## Given task
Across the entries below, how many lines contain the string "JSON"? Give only the count.

▼

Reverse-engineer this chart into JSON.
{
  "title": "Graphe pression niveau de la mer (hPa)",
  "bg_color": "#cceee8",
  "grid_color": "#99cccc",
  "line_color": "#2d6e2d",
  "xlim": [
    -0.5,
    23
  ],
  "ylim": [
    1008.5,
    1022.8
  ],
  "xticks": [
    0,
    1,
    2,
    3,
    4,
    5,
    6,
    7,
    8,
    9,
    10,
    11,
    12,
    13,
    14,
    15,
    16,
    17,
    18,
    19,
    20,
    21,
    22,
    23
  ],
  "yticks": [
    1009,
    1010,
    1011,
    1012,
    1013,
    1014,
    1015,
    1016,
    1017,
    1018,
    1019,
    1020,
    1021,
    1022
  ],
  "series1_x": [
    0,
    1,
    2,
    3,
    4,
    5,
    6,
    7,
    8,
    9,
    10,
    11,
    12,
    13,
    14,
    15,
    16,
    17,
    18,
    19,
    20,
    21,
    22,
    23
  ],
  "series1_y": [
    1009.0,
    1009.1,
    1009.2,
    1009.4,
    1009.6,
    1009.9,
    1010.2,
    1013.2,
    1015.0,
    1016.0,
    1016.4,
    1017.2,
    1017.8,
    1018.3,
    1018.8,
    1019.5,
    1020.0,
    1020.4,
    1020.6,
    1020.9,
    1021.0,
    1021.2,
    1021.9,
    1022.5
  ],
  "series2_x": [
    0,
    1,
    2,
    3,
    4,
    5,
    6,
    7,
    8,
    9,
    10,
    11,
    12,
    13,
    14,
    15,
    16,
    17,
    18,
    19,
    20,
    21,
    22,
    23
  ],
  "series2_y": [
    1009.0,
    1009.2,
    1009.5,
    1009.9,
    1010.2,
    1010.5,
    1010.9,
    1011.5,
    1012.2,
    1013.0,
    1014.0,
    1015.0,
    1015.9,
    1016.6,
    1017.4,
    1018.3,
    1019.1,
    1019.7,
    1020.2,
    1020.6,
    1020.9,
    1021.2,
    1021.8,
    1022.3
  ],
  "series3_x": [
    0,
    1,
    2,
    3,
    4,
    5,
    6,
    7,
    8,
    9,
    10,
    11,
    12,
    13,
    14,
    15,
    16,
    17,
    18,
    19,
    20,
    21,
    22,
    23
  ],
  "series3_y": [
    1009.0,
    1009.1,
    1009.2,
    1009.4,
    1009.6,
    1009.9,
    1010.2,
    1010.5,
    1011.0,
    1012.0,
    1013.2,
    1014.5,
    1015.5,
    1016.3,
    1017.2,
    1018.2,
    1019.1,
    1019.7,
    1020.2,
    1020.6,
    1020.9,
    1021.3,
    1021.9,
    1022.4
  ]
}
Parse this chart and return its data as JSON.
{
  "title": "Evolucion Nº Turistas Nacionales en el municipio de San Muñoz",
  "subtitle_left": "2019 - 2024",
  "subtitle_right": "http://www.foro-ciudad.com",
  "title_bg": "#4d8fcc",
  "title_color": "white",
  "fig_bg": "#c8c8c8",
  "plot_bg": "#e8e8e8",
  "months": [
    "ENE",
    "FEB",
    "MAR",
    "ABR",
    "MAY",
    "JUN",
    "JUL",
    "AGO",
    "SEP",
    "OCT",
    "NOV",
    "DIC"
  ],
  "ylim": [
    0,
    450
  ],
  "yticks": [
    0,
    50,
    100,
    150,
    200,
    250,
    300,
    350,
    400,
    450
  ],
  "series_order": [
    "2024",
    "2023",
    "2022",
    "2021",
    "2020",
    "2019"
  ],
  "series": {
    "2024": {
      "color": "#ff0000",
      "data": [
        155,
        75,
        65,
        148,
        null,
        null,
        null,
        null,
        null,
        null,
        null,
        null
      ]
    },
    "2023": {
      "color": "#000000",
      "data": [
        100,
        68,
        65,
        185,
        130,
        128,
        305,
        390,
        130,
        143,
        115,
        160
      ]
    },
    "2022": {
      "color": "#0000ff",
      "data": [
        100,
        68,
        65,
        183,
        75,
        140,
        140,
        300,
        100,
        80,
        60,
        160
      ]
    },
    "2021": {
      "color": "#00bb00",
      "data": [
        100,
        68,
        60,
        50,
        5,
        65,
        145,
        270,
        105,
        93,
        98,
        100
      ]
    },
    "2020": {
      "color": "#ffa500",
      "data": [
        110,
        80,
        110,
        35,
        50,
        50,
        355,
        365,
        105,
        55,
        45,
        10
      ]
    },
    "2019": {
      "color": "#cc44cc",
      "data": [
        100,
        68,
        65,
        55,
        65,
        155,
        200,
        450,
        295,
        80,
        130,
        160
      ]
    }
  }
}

▲

## Output
2